RAW DATA:
○ ○ ○ ○ ○
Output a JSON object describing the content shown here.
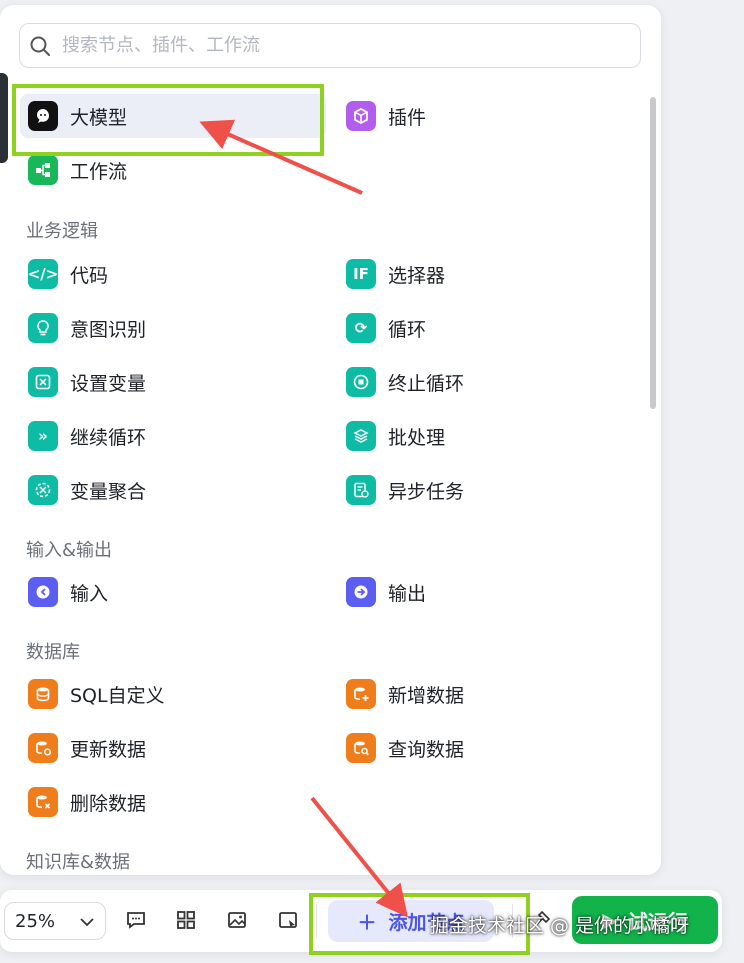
{
  "search": {
    "placeholder": "搜索节点、插件、工作流"
  },
  "top_items": [
    {
      "label": "大模型",
      "icon": "llm-icon"
    },
    {
      "label": "插件",
      "icon": "plugin-cube-icon"
    },
    {
      "label": "工作流",
      "icon": "workflow-icon"
    }
  ],
  "sections": {
    "logic": {
      "title": "业务逻辑",
      "items": [
        {
          "label": "代码",
          "icon": "code-icon"
        },
        {
          "label": "选择器",
          "icon": "if-selector-icon"
        },
        {
          "label": "意图识别",
          "icon": "intent-bulb-icon"
        },
        {
          "label": "循环",
          "icon": "loop-icon"
        },
        {
          "label": "设置变量",
          "icon": "set-variable-icon"
        },
        {
          "label": "终止循环",
          "icon": "stop-loop-icon"
        },
        {
          "label": "继续循环",
          "icon": "continue-loop-icon"
        },
        {
          "label": "批处理",
          "icon": "batch-layers-icon"
        },
        {
          "label": "变量聚合",
          "icon": "variable-aggregate-icon"
        },
        {
          "label": "异步任务",
          "icon": "async-task-icon"
        }
      ]
    },
    "io": {
      "title": "输入&输出",
      "items": [
        {
          "label": "输入",
          "icon": "input-icon"
        },
        {
          "label": "输出",
          "icon": "output-icon"
        }
      ]
    },
    "db": {
      "title": "数据库",
      "items": [
        {
          "label": "SQL自定义",
          "icon": "sql-db-icon"
        },
        {
          "label": "新增数据",
          "icon": "add-data-icon"
        },
        {
          "label": "更新数据",
          "icon": "update-data-icon"
        },
        {
          "label": "查询数据",
          "icon": "query-data-icon"
        },
        {
          "label": "删除数据",
          "icon": "delete-data-icon"
        }
      ]
    },
    "knowledge": {
      "title": "知识库&数据"
    }
  },
  "toolbar": {
    "zoom": "25%",
    "add_node": "添加节点",
    "run": "试运行"
  },
  "watermark": "掘金技术社区 @ 是你的小橘呀",
  "colors": {
    "teal": "#0ebba4",
    "orange": "#f07d1c",
    "indigo": "#5b5ef0",
    "green_run": "#12b34b",
    "highlight_box": "#8fd11f",
    "arrow": "#f0504a"
  }
}
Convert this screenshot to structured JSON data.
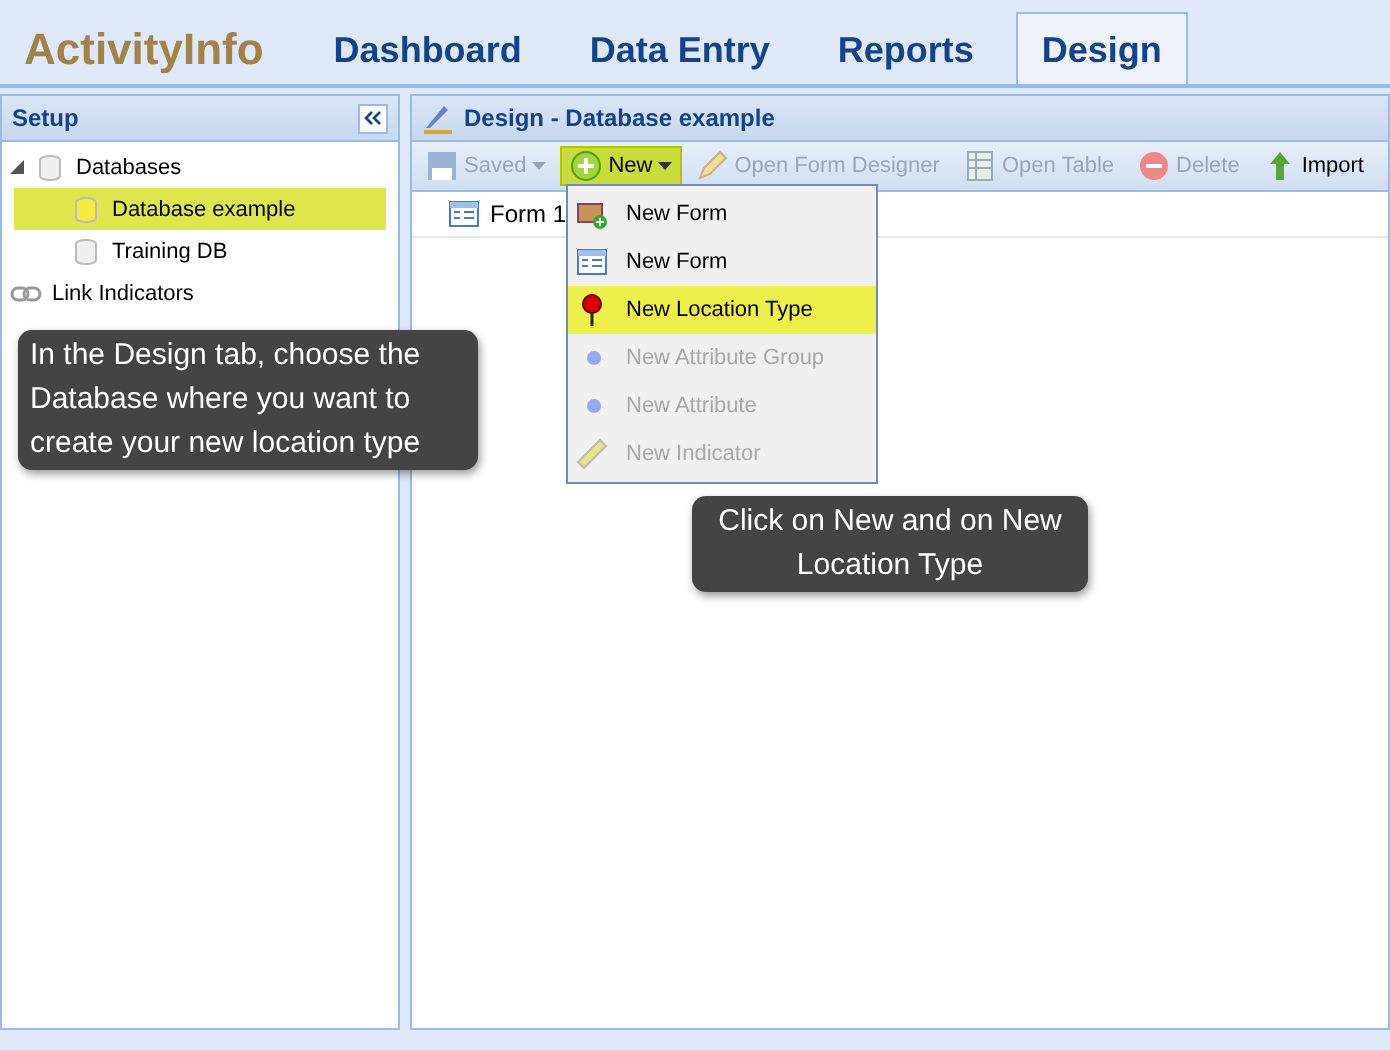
{
  "header": {
    "logo": "ActivityInfo",
    "tabs": [
      {
        "label": "Dashboard",
        "selected": false
      },
      {
        "label": "Data Entry",
        "selected": false
      },
      {
        "label": "Reports",
        "selected": false
      },
      {
        "label": "Design",
        "selected": true
      }
    ]
  },
  "sidebar": {
    "title": "Setup",
    "tree": [
      {
        "label": "Databases",
        "kind": "folder",
        "expanded": true,
        "selected": false,
        "children": [
          {
            "label": "Database example",
            "kind": "database",
            "selected": true
          },
          {
            "label": "Training DB",
            "kind": "database",
            "selected": false
          }
        ]
      },
      {
        "label": "Link Indicators",
        "kind": "link",
        "selected": false
      }
    ]
  },
  "main": {
    "title": "Design - Database example",
    "toolbar": [
      {
        "label": "Saved",
        "kind": "save",
        "disabled": true,
        "dropdown": true,
        "highlighted": false
      },
      {
        "label": "New",
        "kind": "new",
        "disabled": false,
        "dropdown": true,
        "highlighted": true
      },
      {
        "label": "Open Form Designer",
        "kind": "pencil",
        "disabled": true,
        "dropdown": false,
        "highlighted": false
      },
      {
        "label": "Open Table",
        "kind": "table",
        "disabled": true,
        "dropdown": false,
        "highlighted": false
      },
      {
        "label": "Delete",
        "kind": "delete",
        "disabled": true,
        "dropdown": false,
        "highlighted": false
      },
      {
        "label": "Import",
        "kind": "import",
        "disabled": false,
        "dropdown": false,
        "highlighted": false
      }
    ],
    "items": [
      {
        "label": "Form 1"
      }
    ],
    "menu": [
      {
        "label": "New Form",
        "kind": "form-add",
        "disabled": false,
        "selected": false
      },
      {
        "label": "New Form",
        "kind": "form",
        "disabled": false,
        "selected": false
      },
      {
        "label": "New Location Type",
        "kind": "pin",
        "disabled": false,
        "selected": true
      },
      {
        "label": "New Attribute Group",
        "kind": "dot",
        "disabled": true,
        "selected": false
      },
      {
        "label": "New Attribute",
        "kind": "dot",
        "disabled": true,
        "selected": false
      },
      {
        "label": "New Indicator",
        "kind": "ruler",
        "disabled": true,
        "selected": false
      }
    ]
  },
  "callouts": [
    {
      "text": "In the Design tab, choose the Database where you want to create your new location type",
      "kind": "left"
    },
    {
      "text": "Click on New and on New Location Type",
      "kind": "center"
    }
  ]
}
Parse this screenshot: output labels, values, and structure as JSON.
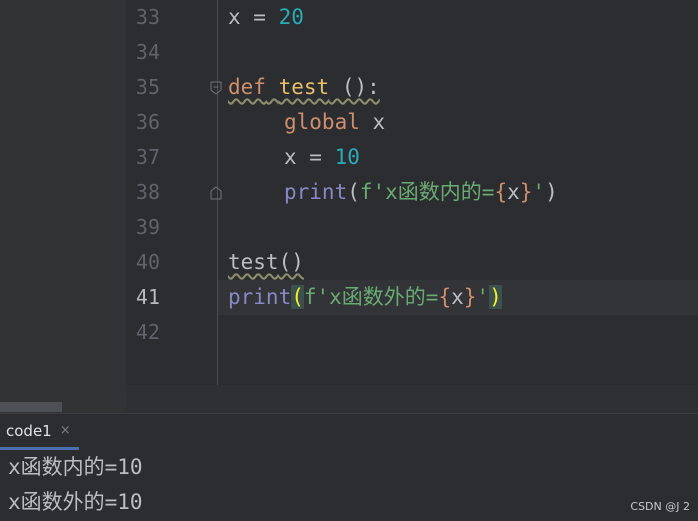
{
  "editor": {
    "line_numbers": [
      "33",
      "34",
      "35",
      "36",
      "37",
      "38",
      "39",
      "40",
      "41",
      "42"
    ],
    "active_line": "41",
    "lines": {
      "l33": {
        "var": "x",
        "op": " = ",
        "num": "20"
      },
      "l35": {
        "kw": "def",
        "space": " ",
        "name": "test",
        "parens": " ():"
      },
      "l36": {
        "kw": "global",
        "space": " ",
        "var": "x"
      },
      "l37": {
        "var": "x",
        "op": " = ",
        "num": "10"
      },
      "l38": {
        "builtin": "print",
        "open": "(",
        "str_start": "f'x函数内的=",
        "brace_open": "{",
        "var": "x",
        "brace_close": "}",
        "str_end": "'",
        "close": ")"
      },
      "l40": {
        "call": "test",
        "parens": "()"
      },
      "l41": {
        "builtin": "print",
        "open": "(",
        "str_start": "f'x函数外的=",
        "brace_open": "{",
        "var": "x",
        "brace_close": "}",
        "str_end": "'",
        "close": ")"
      }
    }
  },
  "run_tab": {
    "label": "code1",
    "close_glyph": "×"
  },
  "console": {
    "output": [
      "x函数内的=10",
      "x函数外的=10"
    ]
  },
  "watermark": "CSDN @J 2",
  "colors": {
    "background": "#2b2d30",
    "keyword": "#cf8e6d",
    "function_name": "#e8bf6a",
    "number": "#2aacb8",
    "builtin": "#8888c6",
    "string": "#6aab73",
    "bracket_highlight": "#ffef28",
    "tab_underline": "#4b6eaf"
  }
}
○ ○ ○ ○ ○
Without the pictures, extract every entry verbatim.

Output a JSON object describing the content shown here.
{
  "search": {
    "placeholder": "搜索节点、插件、工作流"
  },
  "top_items": [
    {
      "label": "大模型",
      "icon": "llm-icon"
    },
    {
      "label": "插件",
      "icon": "plugin-cube-icon"
    },
    {
      "label": "工作流",
      "icon": "workflow-icon"
    }
  ],
  "sections": {
    "logic": {
      "title": "业务逻辑",
      "items": [
        {
          "label": "代码",
          "icon": "code-icon"
        },
        {
          "label": "选择器",
          "icon": "if-selector-icon"
        },
        {
          "label": "意图识别",
          "icon": "intent-bulb-icon"
        },
        {
          "label": "循环",
          "icon": "loop-icon"
        },
        {
          "label": "设置变量",
          "icon": "set-variable-icon"
        },
        {
          "label": "终止循环",
          "icon": "stop-loop-icon"
        },
        {
          "label": "继续循环",
          "icon": "continue-loop-icon"
        },
        {
          "label": "批处理",
          "icon": "batch-layers-icon"
        },
        {
          "label": "变量聚合",
          "icon": "variable-aggregate-icon"
        },
        {
          "label": "异步任务",
          "icon": "async-task-icon"
        }
      ]
    },
    "io": {
      "title": "输入&输出",
      "items": [
        {
          "label": "输入",
          "icon": "input-icon"
        },
        {
          "label": "输出",
          "icon": "output-icon"
        }
      ]
    },
    "db": {
      "title": "数据库",
      "items": [
        {
          "label": "SQL自定义",
          "icon": "sql-db-icon"
        },
        {
          "label": "新增数据",
          "icon": "add-data-icon"
        },
        {
          "label": "更新数据",
          "icon": "update-data-icon"
        },
        {
          "label": "查询数据",
          "icon": "query-data-icon"
        },
        {
          "label": "删除数据",
          "icon": "delete-data-icon"
        }
      ]
    },
    "knowledge": {
      "title": "知识库&数据"
    }
  },
  "toolbar": {
    "zoom": "25%",
    "add_node": "添加节点",
    "run": "试运行"
  },
  "watermark": "掘金技术社区 @ 是你的小橘呀",
  "colors": {
    "teal": "#0ebba4",
    "orange": "#f07d1c",
    "indigo": "#5b5ef0",
    "green_run": "#12b34b",
    "highlight_box": "#8fd11f",
    "arrow": "#f0504a"
  }
}
Convert this screenshot to structured JSON data.
{
  "header": {
    "logo": "ActivityInfo",
    "tabs": [
      {
        "label": "Dashboard",
        "selected": false
      },
      {
        "label": "Data Entry",
        "selected": false
      },
      {
        "label": "Reports",
        "selected": false
      },
      {
        "label": "Design",
        "selected": true
      }
    ]
  },
  "sidebar": {
    "title": "Setup",
    "tree": [
      {
        "label": "Databases",
        "kind": "folder",
        "expanded": true,
        "selected": false,
        "children": [
          {
            "label": "Database example",
            "kind": "database",
            "selected": true
          },
          {
            "label": "Training DB",
            "kind": "database",
            "selected": false
          }
        ]
      },
      {
        "label": "Link Indicators",
        "kind": "link",
        "selected": false
      }
    ]
  },
  "main": {
    "title": "Design - Database example",
    "toolbar": [
      {
        "label": "Saved",
        "kind": "save",
        "disabled": true,
        "dropdown": true,
        "highlighted": false
      },
      {
        "label": "New",
        "kind": "new",
        "disabled": false,
        "dropdown": true,
        "highlighted": true
      },
      {
        "label": "Open Form Designer",
        "kind": "pencil",
        "disabled": true,
        "dropdown": false,
        "highlighted": false
      },
      {
        "label": "Open Table",
        "kind": "table",
        "disabled": true,
        "dropdown": false,
        "highlighted": false
      },
      {
        "label": "Delete",
        "kind": "delete",
        "disabled": true,
        "dropdown": false,
        "highlighted": false
      },
      {
        "label": "Import",
        "kind": "import",
        "disabled": false,
        "dropdown": false,
        "highlighted": false
      }
    ],
    "items": [
      {
        "label": "Form 1"
      }
    ],
    "menu": [
      {
        "label": "New Form",
        "kind": "form-add",
        "disabled": false,
        "selected": false
      },
      {
        "label": "New Form",
        "kind": "form",
        "disabled": false,
        "selected": false
      },
      {
        "label": "New Location Type",
        "kind": "pin",
        "disabled": false,
        "selected": true
      },
      {
        "label": "New Attribute Group",
        "kind": "dot",
        "disabled": true,
        "selected": false
      },
      {
        "label": "New Attribute",
        "kind": "dot",
        "disabled": true,
        "selected": false
      },
      {
        "label": "New Indicator",
        "kind": "ruler",
        "disabled": true,
        "selected": false
      }
    ]
  },
  "callouts": [
    {
      "text": "In the Design tab, choose the Database where you want to create your new location type",
      "kind": "left"
    },
    {
      "text": "Click on New and on New Location Type",
      "kind": "center"
    }
  ]
}
Parse this screenshot: output labels, values, and structure as JSON.
{
  "editor": {
    "line_numbers": [
      "33",
      "34",
      "35",
      "36",
      "37",
      "38",
      "39",
      "40",
      "41",
      "42"
    ],
    "active_line": "41",
    "lines": {
      "l33": {
        "var": "x",
        "op": " = ",
        "num": "20"
      },
      "l35": {
        "kw": "def",
        "space": " ",
        "name": "test",
        "parens": " ():"
      },
      "l36": {
        "kw": "global",
        "space": " ",
        "var": "x"
      },
      "l37": {
        "var": "x",
        "op": " = ",
        "num": "10"
      },
      "l38": {
        "builtin": "print",
        "open": "(",
        "str_start": "f'x函数内的=",
        "brace_open": "{",
        "var": "x",
        "brace_close": "}",
        "str_end": "'",
        "close": ")"
      },
      "l40": {
        "call": "test",
        "parens": "()"
      },
      "l41": {
        "builtin": "print",
        "open": "(",
        "str_start": "f'x函数外的=",
        "brace_open": "{",
        "var": "x",
        "brace_close": "}",
        "str_end": "'",
        "close": ")"
      }
    }
  },
  "run_tab": {
    "label": "code1",
    "close_glyph": "×"
  },
  "console": {
    "output": [
      "x函数内的=10",
      "x函数外的=10"
    ]
  },
  "watermark": "CSDN @J 2",
  "colors": {
    "background": "#2b2d30",
    "keyword": "#cf8e6d",
    "function_name": "#e8bf6a",
    "number": "#2aacb8",
    "builtin": "#8888c6",
    "string": "#6aab73",
    "bracket_highlight": "#ffef28",
    "tab_underline": "#4b6eaf"
  }
}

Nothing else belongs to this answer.